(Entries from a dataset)
————

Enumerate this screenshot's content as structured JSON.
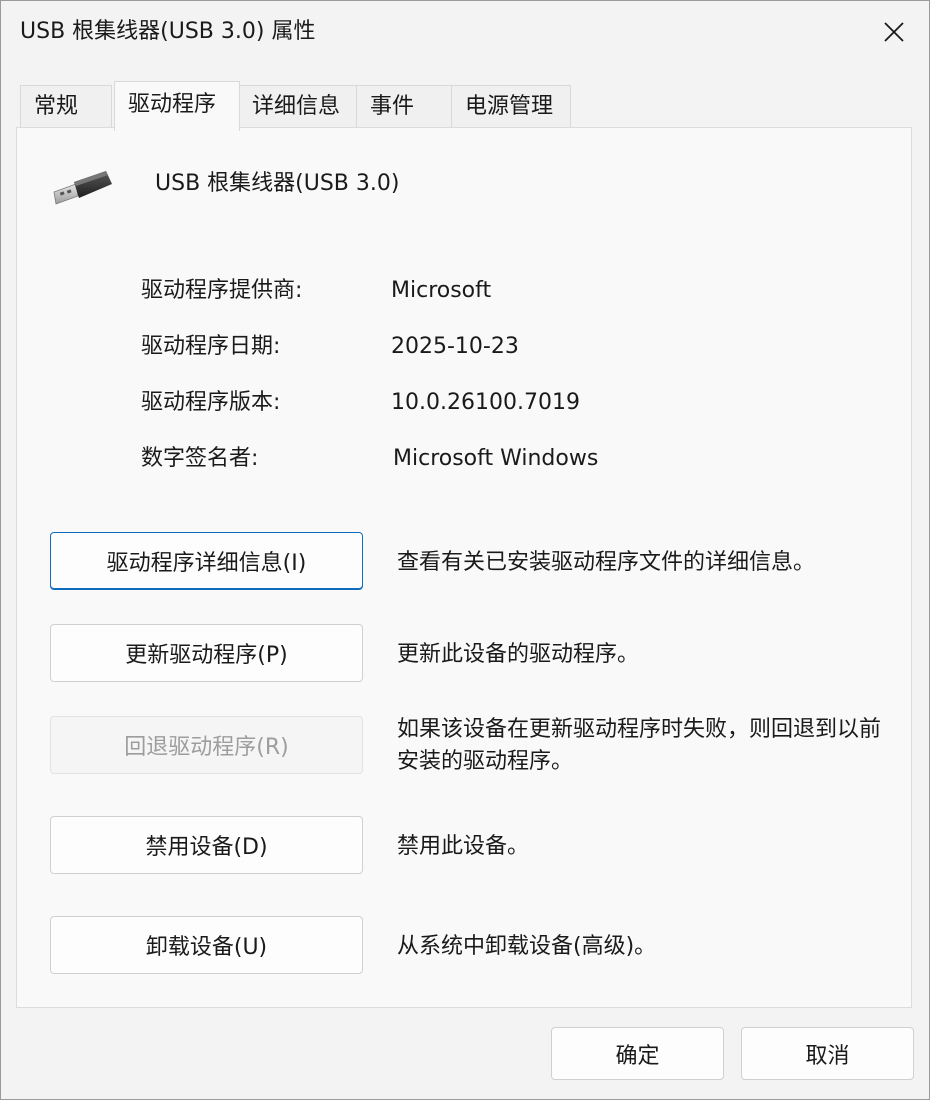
{
  "window": {
    "title": "USB 根集线器(USB 3.0) 属性"
  },
  "tabs": [
    {
      "label": "常规"
    },
    {
      "label": "驱动程序"
    },
    {
      "label": "详细信息"
    },
    {
      "label": "事件"
    },
    {
      "label": "电源管理"
    }
  ],
  "active_tab": "驱动程序",
  "device": {
    "name": "USB 根集线器(USB 3.0)",
    "icon": "usb-plug-icon"
  },
  "driver_info": [
    {
      "label": "驱动程序提供商:",
      "value": "Microsoft"
    },
    {
      "label": "驱动程序日期:",
      "value": "2025-10-23"
    },
    {
      "label": "驱动程序版本:",
      "value": "10.0.26100.7019"
    },
    {
      "label": "数字签名者:",
      "value": "Microsoft Windows"
    }
  ],
  "actions": [
    {
      "label": "驱动程序详细信息(I)",
      "desc": "查看有关已安装驱动程序文件的详细信息。",
      "enabled": true,
      "focused": true
    },
    {
      "label": "更新驱动程序(P)",
      "desc": "更新此设备的驱动程序。",
      "enabled": true
    },
    {
      "label": "回退驱动程序(R)",
      "desc": "如果该设备在更新驱动程序时失败，则回退到以前安装的驱动程序。",
      "enabled": false
    },
    {
      "label": "禁用设备(D)",
      "desc": "禁用此设备。",
      "enabled": true
    },
    {
      "label": "卸载设备(U)",
      "desc": "从系统中卸载设备(高级)。",
      "enabled": true
    }
  ],
  "footer": {
    "ok_label": "确定",
    "cancel_label": "取消"
  },
  "colors": {
    "accent": "#0f6cbd",
    "disabled_text": "#9d9d9d"
  }
}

————

◆ YOUR INSTRUCTIONS ◆
In the records, locate each line holding the string "Microsoft" and copy it.

◆ RESULT FOR THIS EXERCISE ◆
      "value": "Microsoft"
      "value": "Microsoft Windows"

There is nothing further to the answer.